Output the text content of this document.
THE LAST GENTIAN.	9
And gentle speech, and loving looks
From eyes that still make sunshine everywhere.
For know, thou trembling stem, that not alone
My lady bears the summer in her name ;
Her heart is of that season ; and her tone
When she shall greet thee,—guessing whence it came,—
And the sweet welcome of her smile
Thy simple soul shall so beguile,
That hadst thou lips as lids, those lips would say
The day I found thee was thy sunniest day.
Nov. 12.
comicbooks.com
----------
_Work instructions_
Transcribe all entries exactly as they are given.

_Solution_
Output the text content of this document.
THE LAST GENTIAN.	9
And gentle speech, and loving looks
From eyes that still make sunshine everywhere.
For know, thou trembling stem, that not alone
My lady bears the summer in her name ;
Her heart is of that season ; and her tone
When she shall greet thee,—guessing whence it came,—
And the sweet welcome of her smile
Thy simple soul shall so beguile,
That hadst thou lips as lids, those lips would say
The day I found thee was thy sunniest day.
Nov. 12.
comicbooks.com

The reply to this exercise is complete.